▸ **Aim**
Take all the material and copy it exactly.

Data listing:

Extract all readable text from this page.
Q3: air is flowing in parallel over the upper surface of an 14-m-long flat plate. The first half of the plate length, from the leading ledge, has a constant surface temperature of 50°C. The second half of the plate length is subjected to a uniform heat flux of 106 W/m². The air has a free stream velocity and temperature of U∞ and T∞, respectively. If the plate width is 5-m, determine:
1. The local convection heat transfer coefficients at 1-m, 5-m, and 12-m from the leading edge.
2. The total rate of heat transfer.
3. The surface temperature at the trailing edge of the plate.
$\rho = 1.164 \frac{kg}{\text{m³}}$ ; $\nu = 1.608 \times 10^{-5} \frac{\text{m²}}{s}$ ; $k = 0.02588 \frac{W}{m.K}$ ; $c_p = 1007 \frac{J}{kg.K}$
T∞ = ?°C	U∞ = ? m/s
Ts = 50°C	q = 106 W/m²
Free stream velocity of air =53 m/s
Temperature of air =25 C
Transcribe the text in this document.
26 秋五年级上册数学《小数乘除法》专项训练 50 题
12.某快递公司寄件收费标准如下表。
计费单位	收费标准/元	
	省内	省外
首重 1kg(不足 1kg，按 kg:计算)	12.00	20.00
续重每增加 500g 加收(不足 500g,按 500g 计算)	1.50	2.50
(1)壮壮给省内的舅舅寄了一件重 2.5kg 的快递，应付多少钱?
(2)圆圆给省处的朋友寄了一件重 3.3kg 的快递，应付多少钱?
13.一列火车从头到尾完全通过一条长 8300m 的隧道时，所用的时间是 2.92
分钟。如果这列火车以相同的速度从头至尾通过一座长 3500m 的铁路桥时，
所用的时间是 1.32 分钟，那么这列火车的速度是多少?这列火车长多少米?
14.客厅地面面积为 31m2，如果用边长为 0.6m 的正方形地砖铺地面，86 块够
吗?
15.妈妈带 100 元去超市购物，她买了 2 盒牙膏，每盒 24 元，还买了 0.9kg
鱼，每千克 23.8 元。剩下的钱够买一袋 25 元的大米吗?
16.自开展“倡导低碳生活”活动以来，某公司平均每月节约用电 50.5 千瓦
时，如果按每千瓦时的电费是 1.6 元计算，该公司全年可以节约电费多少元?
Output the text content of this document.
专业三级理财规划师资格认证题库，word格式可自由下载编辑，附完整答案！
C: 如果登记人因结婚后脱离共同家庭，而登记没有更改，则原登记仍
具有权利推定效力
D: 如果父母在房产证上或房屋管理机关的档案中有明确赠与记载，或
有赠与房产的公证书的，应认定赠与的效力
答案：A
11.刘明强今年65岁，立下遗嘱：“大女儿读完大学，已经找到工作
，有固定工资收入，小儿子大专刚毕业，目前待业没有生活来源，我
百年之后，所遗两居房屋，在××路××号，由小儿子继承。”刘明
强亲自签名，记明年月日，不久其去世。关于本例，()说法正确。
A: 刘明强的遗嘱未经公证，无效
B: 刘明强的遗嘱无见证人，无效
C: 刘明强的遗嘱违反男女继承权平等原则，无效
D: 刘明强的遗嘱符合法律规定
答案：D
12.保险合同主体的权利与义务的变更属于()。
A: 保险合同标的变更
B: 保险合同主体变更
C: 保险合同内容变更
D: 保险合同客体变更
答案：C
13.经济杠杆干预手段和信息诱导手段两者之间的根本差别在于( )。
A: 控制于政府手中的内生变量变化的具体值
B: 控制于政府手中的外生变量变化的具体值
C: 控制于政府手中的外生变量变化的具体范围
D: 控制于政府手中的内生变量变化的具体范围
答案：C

▸ **Exercise answer**
Extract all readable text from this page.
Q3: air is flowing in parallel over the upper surface of an 14-m-long flat plate. The first half of the plate length, from the leading ledge, has a constant surface temperature of 50°C. The second half of the plate length is subjected to a uniform heat flux of 106 W/m². The air has a free stream velocity and temperature of U∞ and T∞, respectively. If the plate width is 5-m, determine:
1. The local convection heat transfer coefficients at 1-m, 5-m, and 12-m from the leading edge.
2. The total rate of heat transfer.
3. The surface temperature at the trailing edge of the plate.
$\rho = 1.164 \frac{kg}{\text{m³}}$ ; $\nu = 1.608 \times 10^{-5} \frac{\text{m²}}{s}$ ; $k = 0.02588 \frac{W}{m.K}$ ; $c_p = 1007 \frac{J}{kg.K}$
T∞ = ?°C	U∞ = ? m/s
Ts = 50°C	q = 106 W/m²
Free stream velocity of air =53 m/s
Temperature of air =25 C
Transcribe the text in this document.
26 秋五年级上册数学《小数乘除法》专项训练 50 题
12.某快递公司寄件收费标准如下表。
计费单位	收费标准/元	
	省内	省外
首重 1kg(不足 1kg，按 kg:计算)	12.00	20.00
续重每增加 500g 加收(不足 500g,按 500g 计算)	1.50	2.50
(1)壮壮给省内的舅舅寄了一件重 2.5kg 的快递，应付多少钱?
(2)圆圆给省处的朋友寄了一件重 3.3kg 的快递，应付多少钱?
13.一列火车从头到尾完全通过一条长 8300m 的隧道时，所用的时间是 2.92
分钟。如果这列火车以相同的速度从头至尾通过一座长 3500m 的铁路桥时，
所用的时间是 1.32 分钟，那么这列火车的速度是多少?这列火车长多少米?
14.客厅地面面积为 31m2，如果用边长为 0.6m 的正方形地砖铺地面，86 块够
吗?
15.妈妈带 100 元去超市购物，她买了 2 盒牙膏，每盒 24 元，还买了 0.9kg
鱼，每千克 23.8 元。剩下的钱够买一袋 25 元的大米吗?
16.自开展“倡导低碳生活”活动以来，某公司平均每月节约用电 50.5 千瓦
时，如果按每千瓦时的电费是 1.6 元计算，该公司全年可以节约电费多少元?
Output the text content of this document.
专业三级理财规划师资格认证题库，word格式可自由下载编辑，附完整答案！
C: 如果登记人因结婚后脱离共同家庭，而登记没有更改，则原登记仍
具有权利推定效力
D: 如果父母在房产证上或房屋管理机关的档案中有明确赠与记载，或
有赠与房产的公证书的，应认定赠与的效力
答案：A
11.刘明强今年65岁，立下遗嘱：“大女儿读完大学，已经找到工作
，有固定工资收入，小儿子大专刚毕业，目前待业没有生活来源，我
百年之后，所遗两居房屋，在××路××号，由小儿子继承。”刘明
强亲自签名，记明年月日，不久其去世。关于本例，()说法正确。
A: 刘明强的遗嘱未经公证，无效
B: 刘明强的遗嘱无见证人，无效
C: 刘明强的遗嘱违反男女继承权平等原则，无效
D: 刘明强的遗嘱符合法律规定
答案：D
12.保险合同主体的权利与义务的变更属于()。
A: 保险合同标的变更
B: 保险合同主体变更
C: 保险合同内容变更
D: 保险合同客体变更
答案：C
13.经济杠杆干预手段和信息诱导手段两者之间的根本差别在于( )。
A: 控制于政府手中的内生变量变化的具体值
B: 控制于政府手中的外生变量变化的具体值
C: 控制于政府手中的外生变量变化的具体范围
D: 控制于政府手中的内生变量变化的具体范围
答案：C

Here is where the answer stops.